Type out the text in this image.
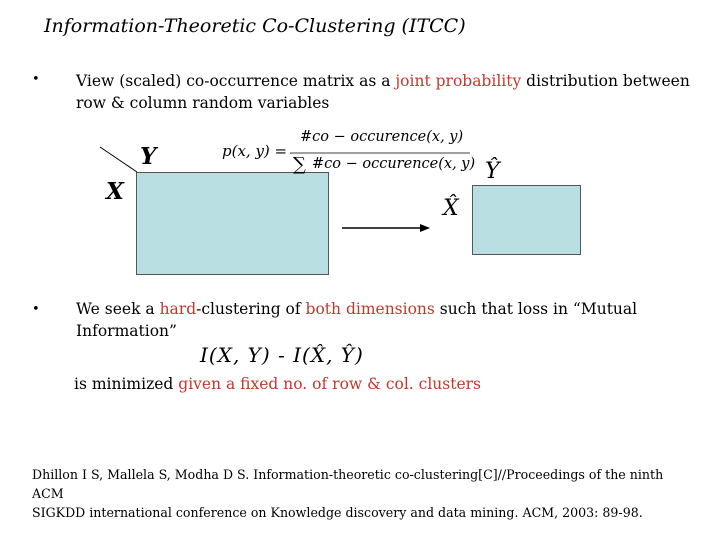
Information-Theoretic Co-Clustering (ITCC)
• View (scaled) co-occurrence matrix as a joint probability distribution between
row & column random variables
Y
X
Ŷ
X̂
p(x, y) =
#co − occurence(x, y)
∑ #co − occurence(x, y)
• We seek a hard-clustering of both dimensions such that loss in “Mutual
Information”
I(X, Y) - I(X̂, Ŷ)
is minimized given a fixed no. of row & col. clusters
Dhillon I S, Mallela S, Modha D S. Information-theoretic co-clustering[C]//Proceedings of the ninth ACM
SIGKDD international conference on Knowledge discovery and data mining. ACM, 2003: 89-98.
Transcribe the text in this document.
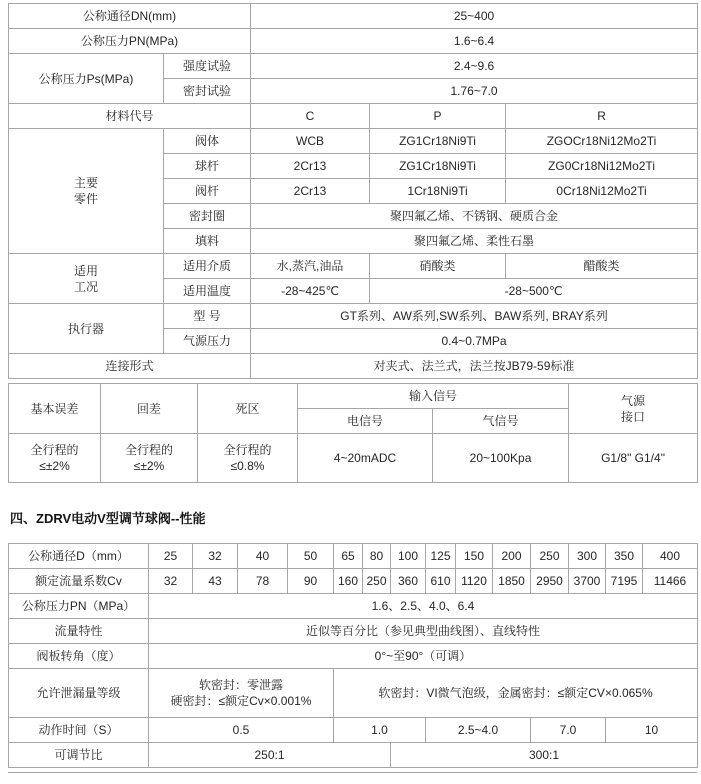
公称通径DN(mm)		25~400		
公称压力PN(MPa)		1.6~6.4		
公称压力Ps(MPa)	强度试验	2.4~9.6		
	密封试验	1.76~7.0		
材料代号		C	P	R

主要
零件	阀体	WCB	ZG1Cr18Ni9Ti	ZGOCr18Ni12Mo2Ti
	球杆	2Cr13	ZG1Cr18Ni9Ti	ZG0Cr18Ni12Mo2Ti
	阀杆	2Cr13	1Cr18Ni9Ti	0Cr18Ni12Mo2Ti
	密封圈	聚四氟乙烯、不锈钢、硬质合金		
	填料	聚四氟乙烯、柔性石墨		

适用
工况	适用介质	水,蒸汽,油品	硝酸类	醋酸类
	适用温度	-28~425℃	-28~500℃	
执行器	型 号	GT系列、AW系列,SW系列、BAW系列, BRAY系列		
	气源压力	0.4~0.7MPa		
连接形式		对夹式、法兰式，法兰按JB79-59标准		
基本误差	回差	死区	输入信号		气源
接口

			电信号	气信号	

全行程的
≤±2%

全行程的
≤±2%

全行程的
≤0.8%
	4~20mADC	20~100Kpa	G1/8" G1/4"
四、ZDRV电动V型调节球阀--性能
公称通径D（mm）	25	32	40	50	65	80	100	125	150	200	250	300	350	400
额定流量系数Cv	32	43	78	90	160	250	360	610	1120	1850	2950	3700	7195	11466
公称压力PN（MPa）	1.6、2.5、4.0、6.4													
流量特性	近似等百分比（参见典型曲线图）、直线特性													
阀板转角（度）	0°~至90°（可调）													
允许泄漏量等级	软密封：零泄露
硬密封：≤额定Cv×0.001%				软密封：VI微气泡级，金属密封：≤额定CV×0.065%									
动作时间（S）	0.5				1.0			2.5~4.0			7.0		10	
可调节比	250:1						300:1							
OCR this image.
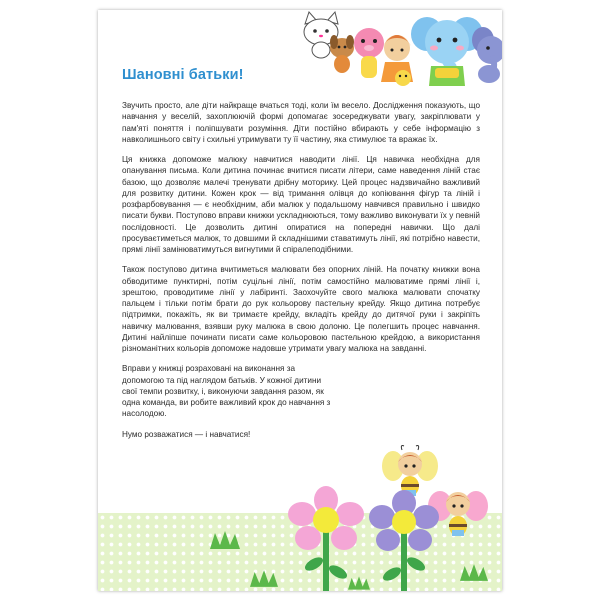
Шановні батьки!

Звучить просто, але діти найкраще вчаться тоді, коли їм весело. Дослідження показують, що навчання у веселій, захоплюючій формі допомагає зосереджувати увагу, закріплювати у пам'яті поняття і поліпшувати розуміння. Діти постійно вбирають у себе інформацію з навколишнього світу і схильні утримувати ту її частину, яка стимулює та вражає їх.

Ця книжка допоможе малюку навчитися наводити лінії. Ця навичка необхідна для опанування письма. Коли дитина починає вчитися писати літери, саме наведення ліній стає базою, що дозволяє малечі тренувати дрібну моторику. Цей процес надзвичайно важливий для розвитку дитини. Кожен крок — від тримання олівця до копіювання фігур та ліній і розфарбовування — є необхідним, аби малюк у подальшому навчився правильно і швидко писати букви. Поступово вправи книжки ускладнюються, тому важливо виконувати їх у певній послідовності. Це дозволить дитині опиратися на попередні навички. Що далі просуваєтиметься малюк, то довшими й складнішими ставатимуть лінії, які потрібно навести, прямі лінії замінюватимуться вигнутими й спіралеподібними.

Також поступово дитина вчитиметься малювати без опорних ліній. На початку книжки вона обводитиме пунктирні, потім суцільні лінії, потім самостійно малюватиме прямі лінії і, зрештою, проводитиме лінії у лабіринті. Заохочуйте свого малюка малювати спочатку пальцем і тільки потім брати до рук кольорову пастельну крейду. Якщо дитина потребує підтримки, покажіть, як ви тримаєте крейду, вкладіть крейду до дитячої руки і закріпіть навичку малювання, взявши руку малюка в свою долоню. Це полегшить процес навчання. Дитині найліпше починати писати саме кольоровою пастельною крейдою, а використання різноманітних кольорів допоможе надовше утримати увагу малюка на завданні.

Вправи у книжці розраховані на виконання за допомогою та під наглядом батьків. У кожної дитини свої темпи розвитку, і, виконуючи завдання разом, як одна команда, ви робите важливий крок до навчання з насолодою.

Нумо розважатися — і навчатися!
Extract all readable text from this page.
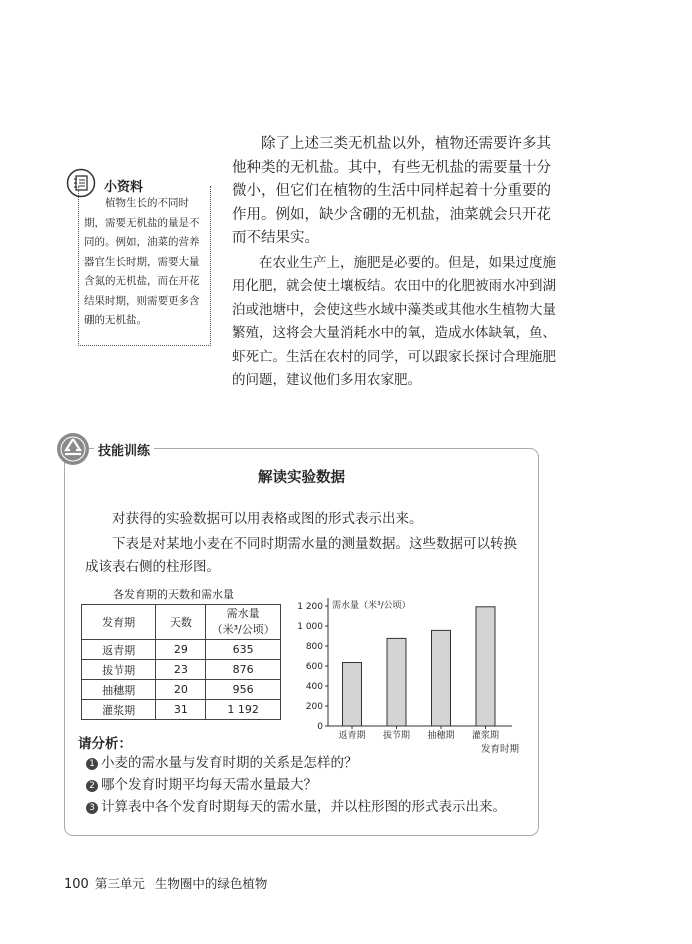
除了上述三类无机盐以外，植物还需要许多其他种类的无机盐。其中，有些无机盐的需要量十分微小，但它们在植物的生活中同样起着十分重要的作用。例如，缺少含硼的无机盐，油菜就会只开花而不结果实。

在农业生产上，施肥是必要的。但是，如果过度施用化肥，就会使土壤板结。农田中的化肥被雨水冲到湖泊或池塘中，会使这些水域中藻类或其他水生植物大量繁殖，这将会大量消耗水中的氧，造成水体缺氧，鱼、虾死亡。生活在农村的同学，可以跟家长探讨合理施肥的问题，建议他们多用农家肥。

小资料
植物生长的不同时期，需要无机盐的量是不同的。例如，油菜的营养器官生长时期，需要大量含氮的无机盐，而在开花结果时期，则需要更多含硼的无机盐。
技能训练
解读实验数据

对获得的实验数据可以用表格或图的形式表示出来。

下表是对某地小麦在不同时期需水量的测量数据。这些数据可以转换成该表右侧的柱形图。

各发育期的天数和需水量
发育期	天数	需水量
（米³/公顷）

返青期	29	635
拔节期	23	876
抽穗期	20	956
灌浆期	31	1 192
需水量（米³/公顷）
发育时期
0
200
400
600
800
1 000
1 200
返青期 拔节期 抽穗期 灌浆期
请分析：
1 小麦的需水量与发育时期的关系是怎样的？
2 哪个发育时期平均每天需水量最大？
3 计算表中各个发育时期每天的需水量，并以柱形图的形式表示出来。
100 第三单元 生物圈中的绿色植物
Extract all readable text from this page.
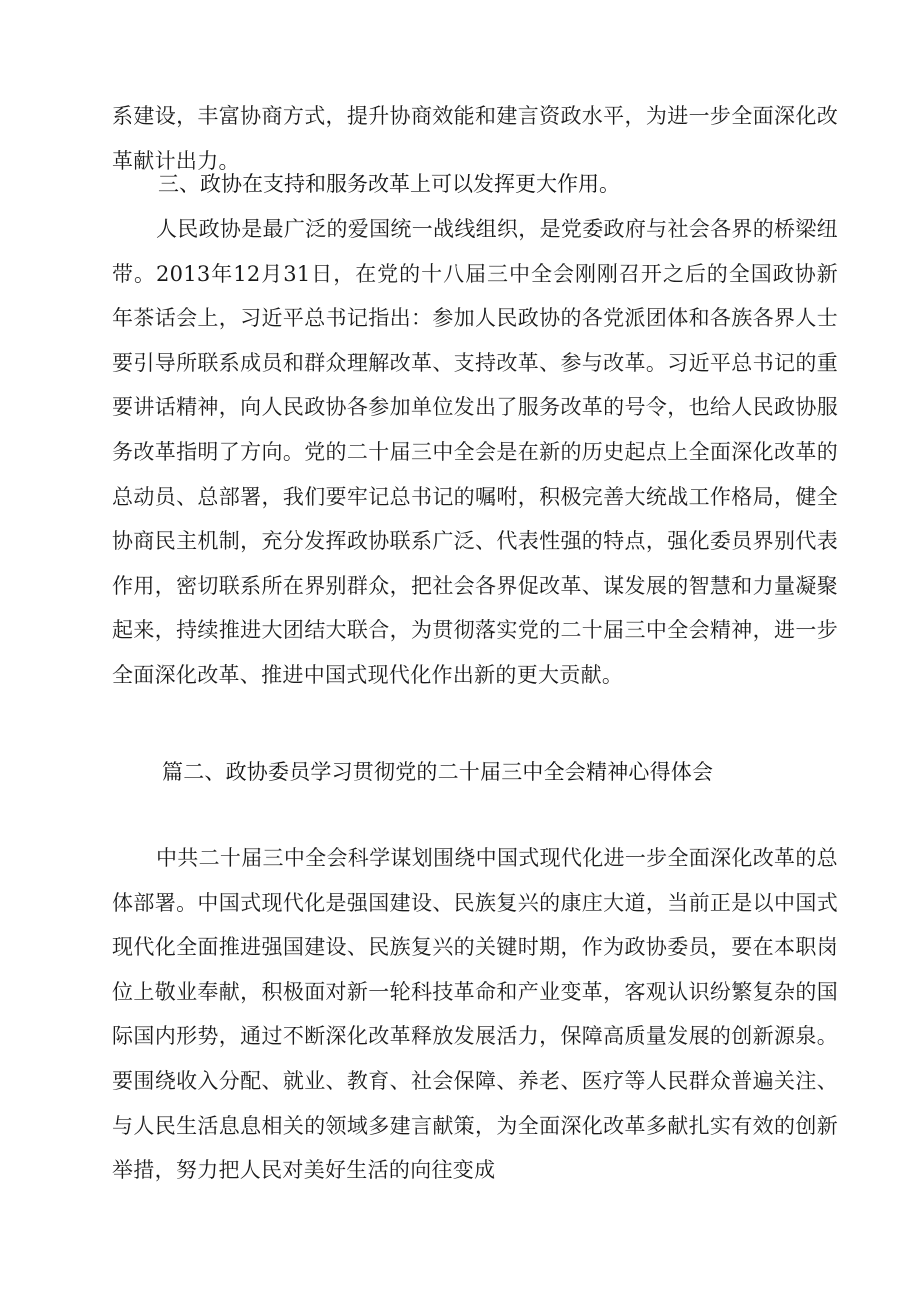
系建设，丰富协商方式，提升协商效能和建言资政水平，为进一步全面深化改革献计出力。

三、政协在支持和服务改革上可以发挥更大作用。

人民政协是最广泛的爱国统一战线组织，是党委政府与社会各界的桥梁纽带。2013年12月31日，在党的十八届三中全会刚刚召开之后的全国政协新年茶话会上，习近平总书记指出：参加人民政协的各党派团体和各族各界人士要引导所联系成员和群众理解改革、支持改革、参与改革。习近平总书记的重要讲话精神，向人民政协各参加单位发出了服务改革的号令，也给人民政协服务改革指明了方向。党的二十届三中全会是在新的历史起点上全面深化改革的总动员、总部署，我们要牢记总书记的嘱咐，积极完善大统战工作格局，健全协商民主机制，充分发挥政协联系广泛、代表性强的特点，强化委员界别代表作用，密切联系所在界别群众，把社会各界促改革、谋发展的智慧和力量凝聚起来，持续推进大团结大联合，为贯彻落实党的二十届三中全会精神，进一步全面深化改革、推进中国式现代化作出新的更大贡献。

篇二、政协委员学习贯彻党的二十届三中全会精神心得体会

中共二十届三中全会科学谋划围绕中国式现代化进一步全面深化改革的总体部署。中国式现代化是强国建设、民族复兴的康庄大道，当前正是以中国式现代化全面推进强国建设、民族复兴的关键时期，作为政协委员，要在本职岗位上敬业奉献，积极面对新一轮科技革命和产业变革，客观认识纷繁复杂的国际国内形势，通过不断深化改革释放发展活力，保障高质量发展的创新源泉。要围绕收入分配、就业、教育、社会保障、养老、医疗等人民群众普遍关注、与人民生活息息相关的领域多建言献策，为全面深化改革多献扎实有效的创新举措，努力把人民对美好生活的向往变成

GIVEN TASK: Print every record above exactly as written, leaving out the pictures.

EXPECTED ANSWER:
Type out the text in this image.
Information-Theoretic Co-Clustering (ITCC)
• View (scaled) co-occurrence matrix as a joint probability distribution between
row & column random variables
Y
X
Ŷ
X̂
p(x, y) =
#co − occurence(x, y)
∑ #co − occurence(x, y)
• We seek a hard-clustering of both dimensions such that loss in “Mutual
Information”
I(X, Y) - I(X̂, Ŷ)
is minimized given a fixed no. of row & col. clusters
Dhillon I S, Mallela S, Modha D S. Information-theoretic co-clustering[C]//Proceedings of the ninth ACM
SIGKDD international conference on Knowledge discovery and data mining. ACM, 2003: 89-98.
Transcribe the text in this document.
公称通径DN(mm)		25~400		
公称压力PN(MPa)		1.6~6.4		
公称压力Ps(MPa)	强度试验	2.4~9.6		
	密封试验	1.76~7.0		
材料代号		C	P	R

主要
零件	阀体	WCB	ZG1Cr18Ni9Ti	ZGOCr18Ni12Mo2Ti
	球杆	2Cr13	ZG1Cr18Ni9Ti	ZG0Cr18Ni12Mo2Ti
	阀杆	2Cr13	1Cr18Ni9Ti	0Cr18Ni12Mo2Ti
	密封圈	聚四氟乙烯、不锈钢、硬质合金		
	填料	聚四氟乙烯、柔性石墨		

适用
工况	适用介质	水,蒸汽,油品	硝酸类	醋酸类
	适用温度	-28~425℃	-28~500℃	
执行器	型 号	GT系列、AW系列,SW系列、BAW系列, BRAY系列		
	气源压力	0.4~0.7MPa		
连接形式		对夹式、法兰式，法兰按JB79-59标准		
基本误差	回差	死区	输入信号		气源
接口

			电信号	气信号	

全行程的
≤±2%

全行程的
≤±2%

全行程的
≤0.8%
	4~20mADC	20~100Kpa	G1/8" G1/4"
四、ZDRV电动V型调节球阀--性能
公称通径D（mm）	25	32	40	50	65	80	100	125	150	200	250	300	350	400
额定流量系数Cv	32	43	78	90	160	250	360	610	1120	1850	2950	3700	7195	11466
公称压力PN（MPa）	1.6、2.5、4.0、6.4													
流量特性	近似等百分比（参见典型曲线图）、直线特性													
阀板转角（度）	0°~至90°（可调）													
允许泄漏量等级	软密封：零泄露
硬密封：≤额定Cv×0.001%				软密封：VI微气泡级，金属密封：≤额定CV×0.065%									
动作时间（S）	0.5				1.0			2.5~4.0			7.0		10	
可调节比	250:1						300:1							
OCR this image.
Шановні батьки!

Звучить просто, але діти найкраще вчаться тоді, коли їм весело. Дослідження показують, що навчання у веселій, захоплюючій формі допомагає зосереджувати увагу, закріплювати у пам'яті поняття і поліпшувати розуміння. Діти постійно вбирають у себе інформацію з навколишнього світу і схильні утримувати ту її частину, яка стимулює та вражає їх.

Ця книжка допоможе малюку навчитися наводити лінії. Ця навичка необхідна для опанування письма. Коли дитина починає вчитися писати літери, саме наведення ліній стає базою, що дозволяє малечі тренувати дрібну моторику. Цей процес надзвичайно важливий для розвитку дитини. Кожен крок — від тримання олівця до копіювання фігур та ліній і розфарбовування — є необхідним, аби малюк у подальшому навчився правильно і швидко писати букви. Поступово вправи книжки ускладнюються, тому важливо виконувати їх у певній послідовності. Це дозволить дитині опиратися на попередні навички. Що далі просуваєтиметься малюк, то довшими й складнішими ставатимуть лінії, які потрібно навести, прямі лінії замінюватимуться вигнутими й спіралеподібними.

Також поступово дитина вчитиметься малювати без опорних ліній. На початку книжки вона обводитиме пунктирні, потім суцільні лінії, потім самостійно малюватиме прямі лінії і, зрештою, проводитиме лінії у лабіринті. Заохочуйте свого малюка малювати спочатку пальцем і тільки потім брати до рук кольорову пастельну крейду. Якщо дитина потребує підтримки, покажіть, як ви тримаєте крейду, вкладіть крейду до дитячої руки і закріпіть навичку малювання, взявши руку малюка в свою долоню. Це полегшить процес навчання. Дитині найліпше починати писати саме кольоровою пастельною крейдою, а використання різноманітних кольорів допоможе надовше утримати увагу малюка на завданні.

Вправи у книжці розраховані на виконання за допомогою та під наглядом батьків. У кожної дитини свої темпи розвитку, і, виконуючи завдання разом, як одна команда, ви робите важливий крок до навчання з насолодою.

Нумо розважатися — і навчатися!
Extract all readable text from this page.
除了上述三类无机盐以外，植物还需要许多其他种类的无机盐。其中，有些无机盐的需要量十分微小，但它们在植物的生活中同样起着十分重要的作用。例如，缺少含硼的无机盐，油菜就会只开花而不结果实。

在农业生产上，施肥是必要的。但是，如果过度施用化肥，就会使土壤板结。农田中的化肥被雨水冲到湖泊或池塘中，会使这些水域中藻类或其他水生植物大量繁殖，这将会大量消耗水中的氧，造成水体缺氧，鱼、虾死亡。生活在农村的同学，可以跟家长探讨合理施肥的问题，建议他们多用农家肥。

小资料
植物生长的不同时期，需要无机盐的量是不同的。例如，油菜的营养器官生长时期，需要大量含氮的无机盐，而在开花结果时期，则需要更多含硼的无机盐。
技能训练
解读实验数据

对获得的实验数据可以用表格或图的形式表示出来。

下表是对某地小麦在不同时期需水量的测量数据。这些数据可以转换成该表右侧的柱形图。

各发育期的天数和需水量
发育期	天数	需水量
（米³/公顷）

返青期	29	635
拔节期	23	876
抽穗期	20	956
灌浆期	31	1 192
需水量（米³/公顷）
发育时期
0
200
400
600
800
1 000
1 200
返青期 拔节期 抽穗期 灌浆期
请分析：
1 小麦的需水量与发育时期的关系是怎样的？
2 哪个发育时期平均每天需水量最大？
3 计算表中各个发育时期每天的需水量，并以柱形图的形式表示出来。
100 第三单元 生物圈中的绿色植物
Extract all readable text from this page.
系建设，丰富协商方式，提升协商效能和建言资政水平，为进一步全面深化改革献计出力。

三、政协在支持和服务改革上可以发挥更大作用。

人民政协是最广泛的爱国统一战线组织，是党委政府与社会各界的桥梁纽带。2013年12月31日，在党的十八届三中全会刚刚召开之后的全国政协新年茶话会上，习近平总书记指出：参加人民政协的各党派团体和各族各界人士要引导所联系成员和群众理解改革、支持改革、参与改革。习近平总书记的重要讲话精神，向人民政协各参加单位发出了服务改革的号令，也给人民政协服务改革指明了方向。党的二十届三中全会是在新的历史起点上全面深化改革的总动员、总部署，我们要牢记总书记的嘱咐，积极完善大统战工作格局，健全协商民主机制，充分发挥政协联系广泛、代表性强的特点，强化委员界别代表作用，密切联系所在界别群众，把社会各界促改革、谋发展的智慧和力量凝聚起来，持续推进大团结大联合，为贯彻落实党的二十届三中全会精神，进一步全面深化改革、推进中国式现代化作出新的更大贡献。

篇二、政协委员学习贯彻党的二十届三中全会精神心得体会

中共二十届三中全会科学谋划围绕中国式现代化进一步全面深化改革的总体部署。中国式现代化是强国建设、民族复兴的康庄大道，当前正是以中国式现代化全面推进强国建设、民族复兴的关键时期，作为政协委员，要在本职岗位上敬业奉献，积极面对新一轮科技革命和产业变革，客观认识纷繁复杂的国际国内形势，通过不断深化改革释放发展活力，保障高质量发展的创新源泉。要围绕收入分配、就业、教育、社会保障、养老、医疗等人民群众普遍关注、与人民生活息息相关的领域多建言献策，为全面深化改革多献扎实有效的创新举措，努力把人民对美好生活的向往变成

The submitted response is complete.